Task directions: Go through the records below line by line, counting those that contain the word "Sang"; answer with the count only.

*** Opening of Provided data ***

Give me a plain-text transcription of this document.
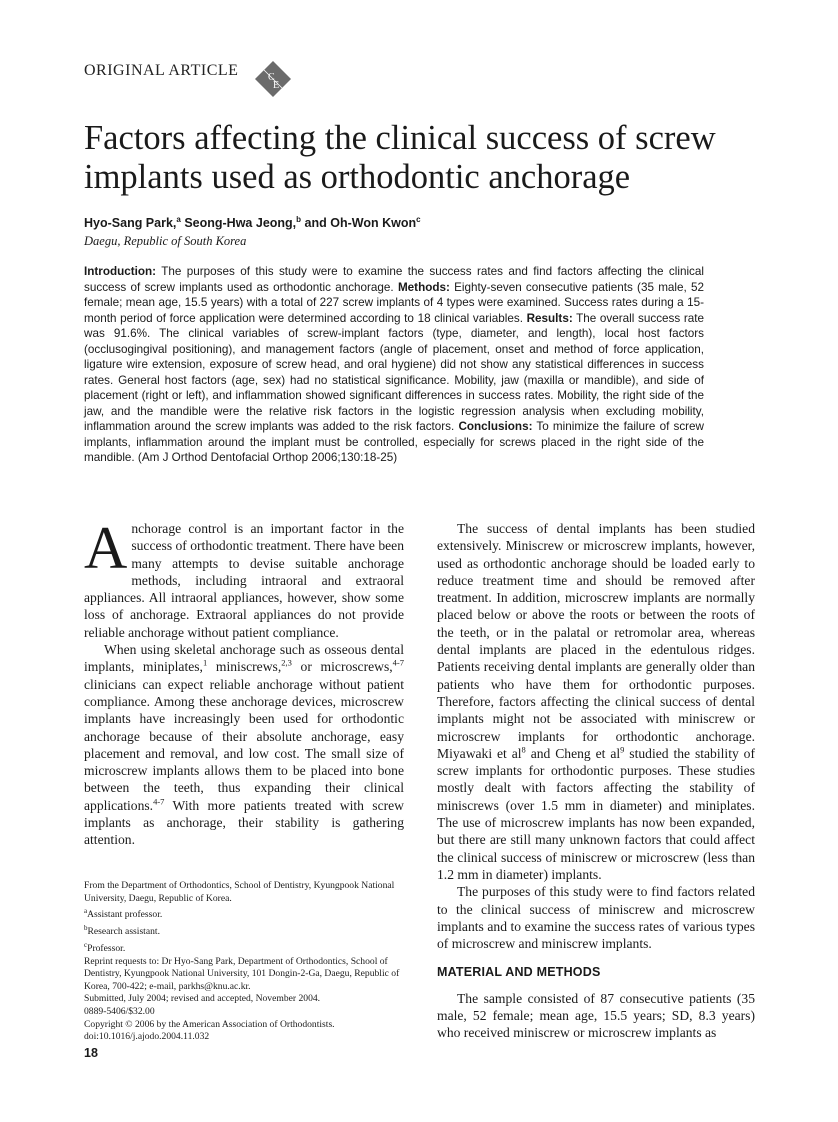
ORIGINAL ARTICLE	C
E
Factors affecting the clinical success of screw implants used as orthodontic anchorage
Hyo-Sang Park,$^a$ Seong-Hwa Jeong,$^b$ and Oh-Won Kwon$^c$
Daegu, Republic of South Korea
Introduction: The purposes of this study were to examine the success rates and find factors affecting the clinical success of screw implants used as orthodontic anchorage. Methods: Eighty-seven consecutive patients (35 male, 52 female; mean age, 15.5 years) with a total of 227 screw implants of 4 types were examined. Success rates during a 15-month period of force application were determined according to 18 clinical variables. Results: The overall success rate was 91.6%. The clinical variables of screw-implant factors (type, diameter, and length), local host factors (occlusogingival positioning), and management factors (angle of placement, onset and method of force application, ligature wire extension, exposure of screw head, and oral hygiene) did not show any statistical differences in success rates. General host factors (age, sex) had no statistical significance. Mobility, jaw (maxilla or mandible), and side of placement (right or left), and inflammation showed significant differences in success rates. Mobility, the right side of the jaw, and the mandible were the relative risk factors in the logistic regression analysis when excluding mobility, inflammation around the screw implants was added to the risk factors. Conclusions: To minimize the failure of screw implants, inflammation around the implant must be controlled, especially for screws placed in the right side of the mandible. (Am J Orthod Dentofacial Orthop 2006;130:18-25)

Anchorage control is an important factor in the success of orthodontic treatment. There have been many attempts to devise suitable anchorage methods, including intraoral and extraoral appliances. All intraoral appliances, however, show some loss of anchorage. Extraoral appliances do not provide reliable anchorage without patient compliance.

When using skeletal anchorage such as osseous dental implants, miniplates,$^1$ miniscrews,$^{2,3}$ or microscrews,$^{4-7}$ clinicians can expect reliable anchorage without patient compliance. Among these anchorage devices, microscrew implants have increasingly been used for orthodontic anchorage because of their absolute anchorage, easy placement and removal, and low cost. The small size of microscrew implants allows them to be placed into bone between the teeth, thus expanding their clinical applications.$^{4-7}$ With more patients treated with screw implants as anchorage, their stability is gathering attention.

From the Department of Orthodontics, School of Dentistry, Kyungpook National University, Daegu, Republic of Korea.
$^a$Assistant professor.
$^b$Research assistant.
$^c$Professor.
Reprint requests to: Dr Hyo-Sang Park, Department of Orthodontics, School of Dentistry, Kyungpook National University, 101 Dongin-2-Ga, Daegu, Republic of Korea, 700-422; e-mail, parkhs@knu.ac.kr.
Submitted, July 2004; revised and accepted, November 2004.
0889-5406/$32.00
Copyright © 2006 by the American Association of Orthodontists.
doi:10.1016/j.ajodo.2004.11.032

The success of dental implants has been studied extensively. Miniscrew or microscrew implants, however, used as orthodontic anchorage should be loaded early to reduce treatment time and should be removed after treatment. In addition, microscrew implants are normally placed below or above the roots or between the roots of the teeth, or in the palatal or retromolar area, whereas dental implants are placed in the edentulous ridges. Patients receiving dental implants are generally older than patients who have them for orthodontic purposes. Therefore, factors affecting the clinical success of dental implants might not be associated with miniscrew or microscrew implants for orthodontic anchorage. Miyawaki et $al^8$ and Cheng et $al^9$ studied the stability of screw implants for orthodontic purposes. These studies mostly dealt with factors affecting the stability of miniscrews (over 1.5 mm in diameter) and miniplates. The use of microscrew implants has now been expanded, but there are still many unknown factors that could affect the clinical success of miniscrew or microscrew (less than 1.2 mm in diameter) implants.

The purposes of this study were to find factors related to the clinical success of miniscrew and microscrew implants and to examine the success rates of various types of microscrew and miniscrew implants.

MATERIAL AND METHODS

The sample consisted of 87 consecutive patients (35 male, 52 female; mean age, 15.5 years; SD, 8.3 years) who received miniscrew or microscrew implants as

18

*** Close of Provided data ***

Result for this task: 2